-- START OF TASK INPUTS --
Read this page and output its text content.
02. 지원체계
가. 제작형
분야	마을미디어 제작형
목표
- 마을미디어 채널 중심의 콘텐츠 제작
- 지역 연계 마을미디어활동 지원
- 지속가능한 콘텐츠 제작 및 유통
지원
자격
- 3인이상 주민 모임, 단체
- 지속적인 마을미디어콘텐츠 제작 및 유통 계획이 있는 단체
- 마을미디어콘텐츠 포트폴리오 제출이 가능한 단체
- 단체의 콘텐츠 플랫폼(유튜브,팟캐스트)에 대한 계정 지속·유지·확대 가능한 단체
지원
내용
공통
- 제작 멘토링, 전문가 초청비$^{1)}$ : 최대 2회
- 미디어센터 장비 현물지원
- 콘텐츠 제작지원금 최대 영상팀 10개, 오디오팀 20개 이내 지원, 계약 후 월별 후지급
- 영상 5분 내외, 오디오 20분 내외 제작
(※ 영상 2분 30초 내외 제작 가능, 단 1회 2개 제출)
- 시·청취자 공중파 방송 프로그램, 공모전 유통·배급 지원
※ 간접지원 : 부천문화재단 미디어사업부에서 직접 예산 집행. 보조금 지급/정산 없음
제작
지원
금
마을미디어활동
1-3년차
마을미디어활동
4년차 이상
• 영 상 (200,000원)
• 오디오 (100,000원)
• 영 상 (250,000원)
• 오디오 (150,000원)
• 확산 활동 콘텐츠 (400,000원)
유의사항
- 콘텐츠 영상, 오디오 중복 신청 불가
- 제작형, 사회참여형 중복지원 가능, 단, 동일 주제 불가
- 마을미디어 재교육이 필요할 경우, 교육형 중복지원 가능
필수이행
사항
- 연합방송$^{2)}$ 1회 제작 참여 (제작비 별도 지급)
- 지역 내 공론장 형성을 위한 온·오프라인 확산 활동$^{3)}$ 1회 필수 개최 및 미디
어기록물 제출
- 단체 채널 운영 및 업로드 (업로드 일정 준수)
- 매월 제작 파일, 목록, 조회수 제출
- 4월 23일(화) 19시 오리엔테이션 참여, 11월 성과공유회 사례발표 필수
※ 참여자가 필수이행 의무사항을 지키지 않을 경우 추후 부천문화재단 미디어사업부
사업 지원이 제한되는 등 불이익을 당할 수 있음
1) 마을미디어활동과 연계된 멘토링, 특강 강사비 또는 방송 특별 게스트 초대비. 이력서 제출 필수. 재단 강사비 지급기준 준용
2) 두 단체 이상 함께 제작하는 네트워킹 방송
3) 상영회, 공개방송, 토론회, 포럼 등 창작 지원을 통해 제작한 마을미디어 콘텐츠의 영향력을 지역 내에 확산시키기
-- END OF TASK INPUTS --
WORK TO COMPLETE - Write the material out again in its entirety, exactly as shown.

SOLUTION -
Read this page and output its text content.
02. 지원체계
가. 제작형
분야	마을미디어 제작형
목표
- 마을미디어 채널 중심의 콘텐츠 제작
- 지역 연계 마을미디어활동 지원
- 지속가능한 콘텐츠 제작 및 유통
지원
자격
- 3인이상 주민 모임, 단체
- 지속적인 마을미디어콘텐츠 제작 및 유통 계획이 있는 단체
- 마을미디어콘텐츠 포트폴리오 제출이 가능한 단체
- 단체의 콘텐츠 플랫폼(유튜브,팟캐스트)에 대한 계정 지속·유지·확대 가능한 단체
지원
내용
공통
- 제작 멘토링, 전문가 초청비$^{1)}$ : 최대 2회
- 미디어센터 장비 현물지원
- 콘텐츠 제작지원금 최대 영상팀 10개, 오디오팀 20개 이내 지원, 계약 후 월별 후지급
- 영상 5분 내외, 오디오 20분 내외 제작
(※ 영상 2분 30초 내외 제작 가능, 단 1회 2개 제출)
- 시·청취자 공중파 방송 프로그램, 공모전 유통·배급 지원
※ 간접지원 : 부천문화재단 미디어사업부에서 직접 예산 집행. 보조금 지급/정산 없음
제작
지원
금
마을미디어활동
1-3년차
마을미디어활동
4년차 이상
• 영 상 (200,000원)
• 오디오 (100,000원)
• 영 상 (250,000원)
• 오디오 (150,000원)
• 확산 활동 콘텐츠 (400,000원)
유의사항
- 콘텐츠 영상, 오디오 중복 신청 불가
- 제작형, 사회참여형 중복지원 가능, 단, 동일 주제 불가
- 마을미디어 재교육이 필요할 경우, 교육형 중복지원 가능
필수이행
사항
- 연합방송$^{2)}$ 1회 제작 참여 (제작비 별도 지급)
- 지역 내 공론장 형성을 위한 온·오프라인 확산 활동$^{3)}$ 1회 필수 개최 및 미디
어기록물 제출
- 단체 채널 운영 및 업로드 (업로드 일정 준수)
- 매월 제작 파일, 목록, 조회수 제출
- 4월 23일(화) 19시 오리엔테이션 참여, 11월 성과공유회 사례발표 필수
※ 참여자가 필수이행 의무사항을 지키지 않을 경우 추후 부천문화재단 미디어사업부
사업 지원이 제한되는 등 불이익을 당할 수 있음
1) 마을미디어활동과 연계된 멘토링, 특강 강사비 또는 방송 특별 게스트 초대비. 이력서 제출 필수. 재단 강사비 지급기준 준용
2) 두 단체 이상 함께 제작하는 네트워킹 방송
3) 상영회, 공개방송, 토론회, 포럼 등 창작 지원을 통해 제작한 마을미디어 콘텐츠의 영향력을 지역 내에 확산시키기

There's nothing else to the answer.